Every line of the data must be copied exactly.

» Supplied entries:
+--

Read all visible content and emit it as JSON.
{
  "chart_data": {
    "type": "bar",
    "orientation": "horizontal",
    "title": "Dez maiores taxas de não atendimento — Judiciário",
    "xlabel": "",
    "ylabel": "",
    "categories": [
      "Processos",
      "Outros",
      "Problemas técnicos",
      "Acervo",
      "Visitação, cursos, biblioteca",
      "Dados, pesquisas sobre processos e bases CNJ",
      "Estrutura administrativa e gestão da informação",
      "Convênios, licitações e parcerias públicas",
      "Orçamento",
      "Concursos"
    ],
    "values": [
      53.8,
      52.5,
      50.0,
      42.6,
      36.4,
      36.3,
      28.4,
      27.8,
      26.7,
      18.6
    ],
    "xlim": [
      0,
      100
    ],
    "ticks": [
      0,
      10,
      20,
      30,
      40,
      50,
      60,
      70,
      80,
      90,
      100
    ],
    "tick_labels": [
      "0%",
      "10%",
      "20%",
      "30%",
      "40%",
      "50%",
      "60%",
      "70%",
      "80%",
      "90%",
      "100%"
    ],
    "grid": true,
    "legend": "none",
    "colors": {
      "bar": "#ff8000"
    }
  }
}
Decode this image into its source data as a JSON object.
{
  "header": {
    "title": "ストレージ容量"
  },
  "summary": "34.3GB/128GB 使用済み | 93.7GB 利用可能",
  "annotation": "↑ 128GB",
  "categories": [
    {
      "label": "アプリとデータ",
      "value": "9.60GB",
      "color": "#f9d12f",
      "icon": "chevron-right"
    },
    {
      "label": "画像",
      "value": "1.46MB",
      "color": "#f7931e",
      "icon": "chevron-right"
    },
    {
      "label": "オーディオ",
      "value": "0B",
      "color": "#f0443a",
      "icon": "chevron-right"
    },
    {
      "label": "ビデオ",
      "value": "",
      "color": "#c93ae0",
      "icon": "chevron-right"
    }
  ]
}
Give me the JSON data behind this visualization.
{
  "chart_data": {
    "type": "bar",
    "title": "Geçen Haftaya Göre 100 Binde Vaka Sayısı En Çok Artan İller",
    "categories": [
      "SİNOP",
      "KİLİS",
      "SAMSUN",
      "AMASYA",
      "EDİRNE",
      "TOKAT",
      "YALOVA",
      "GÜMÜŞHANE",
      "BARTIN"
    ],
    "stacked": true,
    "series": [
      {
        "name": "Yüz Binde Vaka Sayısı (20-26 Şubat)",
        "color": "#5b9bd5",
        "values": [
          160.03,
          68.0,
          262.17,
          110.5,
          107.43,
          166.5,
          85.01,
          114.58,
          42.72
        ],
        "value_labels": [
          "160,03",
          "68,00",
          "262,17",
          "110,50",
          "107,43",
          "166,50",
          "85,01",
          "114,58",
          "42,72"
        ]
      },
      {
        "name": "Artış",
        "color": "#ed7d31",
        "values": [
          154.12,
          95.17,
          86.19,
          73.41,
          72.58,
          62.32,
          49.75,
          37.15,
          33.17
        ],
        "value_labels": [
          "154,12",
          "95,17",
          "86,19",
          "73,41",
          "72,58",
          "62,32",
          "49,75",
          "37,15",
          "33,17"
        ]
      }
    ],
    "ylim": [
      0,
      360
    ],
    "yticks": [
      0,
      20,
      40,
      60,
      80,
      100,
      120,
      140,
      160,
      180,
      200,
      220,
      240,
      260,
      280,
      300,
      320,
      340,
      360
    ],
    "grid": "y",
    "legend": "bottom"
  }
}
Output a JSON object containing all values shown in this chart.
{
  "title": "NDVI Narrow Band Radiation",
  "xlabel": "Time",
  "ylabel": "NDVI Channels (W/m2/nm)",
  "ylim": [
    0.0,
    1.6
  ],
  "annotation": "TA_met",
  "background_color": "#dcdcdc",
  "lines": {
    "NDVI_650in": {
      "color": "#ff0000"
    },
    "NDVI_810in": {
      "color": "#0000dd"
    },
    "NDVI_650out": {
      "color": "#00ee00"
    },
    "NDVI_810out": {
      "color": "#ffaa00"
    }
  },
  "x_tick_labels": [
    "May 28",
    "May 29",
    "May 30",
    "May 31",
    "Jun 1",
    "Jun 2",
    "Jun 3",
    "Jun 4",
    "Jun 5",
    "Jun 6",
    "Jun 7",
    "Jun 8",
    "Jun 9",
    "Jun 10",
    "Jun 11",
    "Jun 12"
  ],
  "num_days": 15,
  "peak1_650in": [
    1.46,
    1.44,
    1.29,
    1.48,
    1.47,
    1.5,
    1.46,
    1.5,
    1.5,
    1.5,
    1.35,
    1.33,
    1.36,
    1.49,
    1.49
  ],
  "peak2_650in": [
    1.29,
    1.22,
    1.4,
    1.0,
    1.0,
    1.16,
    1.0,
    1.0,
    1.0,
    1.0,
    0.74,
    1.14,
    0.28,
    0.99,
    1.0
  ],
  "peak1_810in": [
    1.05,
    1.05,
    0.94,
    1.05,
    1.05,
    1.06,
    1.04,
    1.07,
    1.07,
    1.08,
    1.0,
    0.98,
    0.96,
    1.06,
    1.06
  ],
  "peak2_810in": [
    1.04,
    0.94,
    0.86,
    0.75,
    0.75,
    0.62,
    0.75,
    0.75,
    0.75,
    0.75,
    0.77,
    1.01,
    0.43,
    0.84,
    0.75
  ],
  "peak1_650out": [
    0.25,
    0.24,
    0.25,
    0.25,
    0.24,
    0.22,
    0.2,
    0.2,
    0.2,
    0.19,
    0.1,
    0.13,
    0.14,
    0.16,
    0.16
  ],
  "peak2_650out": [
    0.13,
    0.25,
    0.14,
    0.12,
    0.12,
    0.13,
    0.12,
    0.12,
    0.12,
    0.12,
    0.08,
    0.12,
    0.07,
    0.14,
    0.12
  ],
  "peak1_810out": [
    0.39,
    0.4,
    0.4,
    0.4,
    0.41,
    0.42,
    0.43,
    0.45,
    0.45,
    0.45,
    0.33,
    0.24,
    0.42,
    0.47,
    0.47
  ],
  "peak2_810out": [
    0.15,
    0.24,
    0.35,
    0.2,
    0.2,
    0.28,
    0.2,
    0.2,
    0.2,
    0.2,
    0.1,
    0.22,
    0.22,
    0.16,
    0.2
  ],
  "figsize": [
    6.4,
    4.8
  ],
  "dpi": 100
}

+--

» Reply:
Read all visible content and emit it as JSON.
{
  "chart_data": {
    "type": "bar",
    "orientation": "horizontal",
    "title": "Dez maiores taxas de não atendimento — Judiciário",
    "xlabel": "",
    "ylabel": "",
    "categories": [
      "Processos",
      "Outros",
      "Problemas técnicos",
      "Acervo",
      "Visitação, cursos, biblioteca",
      "Dados, pesquisas sobre processos e bases CNJ",
      "Estrutura administrativa e gestão da informação",
      "Convênios, licitações e parcerias públicas",
      "Orçamento",
      "Concursos"
    ],
    "values": [
      53.8,
      52.5,
      50.0,
      42.6,
      36.4,
      36.3,
      28.4,
      27.8,
      26.7,
      18.6
    ],
    "xlim": [
      0,
      100
    ],
    "ticks": [
      0,
      10,
      20,
      30,
      40,
      50,
      60,
      70,
      80,
      90,
      100
    ],
    "tick_labels": [
      "0%",
      "10%",
      "20%",
      "30%",
      "40%",
      "50%",
      "60%",
      "70%",
      "80%",
      "90%",
      "100%"
    ],
    "grid": true,
    "legend": "none",
    "colors": {
      "bar": "#ff8000"
    }
  }
}
Decode this image into its source data as a JSON object.
{
  "header": {
    "title": "ストレージ容量"
  },
  "summary": "34.3GB/128GB 使用済み | 93.7GB 利用可能",
  "annotation": "↑ 128GB",
  "categories": [
    {
      "label": "アプリとデータ",
      "value": "9.60GB",
      "color": "#f9d12f",
      "icon": "chevron-right"
    },
    {
      "label": "画像",
      "value": "1.46MB",
      "color": "#f7931e",
      "icon": "chevron-right"
    },
    {
      "label": "オーディオ",
      "value": "0B",
      "color": "#f0443a",
      "icon": "chevron-right"
    },
    {
      "label": "ビデオ",
      "value": "",
      "color": "#c93ae0",
      "icon": "chevron-right"
    }
  ]
}
Give me the JSON data behind this visualization.
{
  "chart_data": {
    "type": "bar",
    "title": "Geçen Haftaya Göre 100 Binde Vaka Sayısı En Çok Artan İller",
    "categories": [
      "SİNOP",
      "KİLİS",
      "SAMSUN",
      "AMASYA",
      "EDİRNE",
      "TOKAT",
      "YALOVA",
      "GÜMÜŞHANE",
      "BARTIN"
    ],
    "stacked": true,
    "series": [
      {
        "name": "Yüz Binde Vaka Sayısı (20-26 Şubat)",
        "color": "#5b9bd5",
        "values": [
          160.03,
          68.0,
          262.17,
          110.5,
          107.43,
          166.5,
          85.01,
          114.58,
          42.72
        ],
        "value_labels": [
          "160,03",
          "68,00",
          "262,17",
          "110,50",
          "107,43",
          "166,50",
          "85,01",
          "114,58",
          "42,72"
        ]
      },
      {
        "name": "Artış",
        "color": "#ed7d31",
        "values": [
          154.12,
          95.17,
          86.19,
          73.41,
          72.58,
          62.32,
          49.75,
          37.15,
          33.17
        ],
        "value_labels": [
          "154,12",
          "95,17",
          "86,19",
          "73,41",
          "72,58",
          "62,32",
          "49,75",
          "37,15",
          "33,17"
        ]
      }
    ],
    "ylim": [
      0,
      360
    ],
    "yticks": [
      0,
      20,
      40,
      60,
      80,
      100,
      120,
      140,
      160,
      180,
      200,
      220,
      240,
      260,
      280,
      300,
      320,
      340,
      360
    ],
    "grid": "y",
    "legend": "bottom"
  }
}
Output a JSON object containing all values shown in this chart.
{
  "title": "NDVI Narrow Band Radiation",
  "xlabel": "Time",
  "ylabel": "NDVI Channels (W/m2/nm)",
  "ylim": [
    0.0,
    1.6
  ],
  "annotation": "TA_met",
  "background_color": "#dcdcdc",
  "lines": {
    "NDVI_650in": {
      "color": "#ff0000"
    },
    "NDVI_810in": {
      "color": "#0000dd"
    },
    "NDVI_650out": {
      "color": "#00ee00"
    },
    "NDVI_810out": {
      "color": "#ffaa00"
    }
  },
  "x_tick_labels": [
    "May 28",
    "May 29",
    "May 30",
    "May 31",
    "Jun 1",
    "Jun 2",
    "Jun 3",
    "Jun 4",
    "Jun 5",
    "Jun 6",
    "Jun 7",
    "Jun 8",
    "Jun 9",
    "Jun 10",
    "Jun 11",
    "Jun 12"
  ],
  "num_days": 15,
  "peak1_650in": [
    1.46,
    1.44,
    1.29,
    1.48,
    1.47,
    1.5,
    1.46,
    1.5,
    1.5,
    1.5,
    1.35,
    1.33,
    1.36,
    1.49,
    1.49
  ],
  "peak2_650in": [
    1.29,
    1.22,
    1.4,
    1.0,
    1.0,
    1.16,
    1.0,
    1.0,
    1.0,
    1.0,
    0.74,
    1.14,
    0.28,
    0.99,
    1.0
  ],
  "peak1_810in": [
    1.05,
    1.05,
    0.94,
    1.05,
    1.05,
    1.06,
    1.04,
    1.07,
    1.07,
    1.08,
    1.0,
    0.98,
    0.96,
    1.06,
    1.06
  ],
  "peak2_810in": [
    1.04,
    0.94,
    0.86,
    0.75,
    0.75,
    0.62,
    0.75,
    0.75,
    0.75,
    0.75,
    0.77,
    1.01,
    0.43,
    0.84,
    0.75
  ],
  "peak1_650out": [
    0.25,
    0.24,
    0.25,
    0.25,
    0.24,
    0.22,
    0.2,
    0.2,
    0.2,
    0.19,
    0.1,
    0.13,
    0.14,
    0.16,
    0.16
  ],
  "peak2_650out": [
    0.13,
    0.25,
    0.14,
    0.12,
    0.12,
    0.13,
    0.12,
    0.12,
    0.12,
    0.12,
    0.08,
    0.12,
    0.07,
    0.14,
    0.12
  ],
  "peak1_810out": [
    0.39,
    0.4,
    0.4,
    0.4,
    0.41,
    0.42,
    0.43,
    0.45,
    0.45,
    0.45,
    0.33,
    0.24,
    0.42,
    0.47,
    0.47
  ],
  "peak2_810out": [
    0.15,
    0.24,
    0.35,
    0.2,
    0.2,
    0.28,
    0.2,
    0.2,
    0.2,
    0.2,
    0.1,
    0.22,
    0.22,
    0.16,
    0.2
  ],
  "figsize": [
    6.4,
    4.8
  ],
  "dpi": 100
}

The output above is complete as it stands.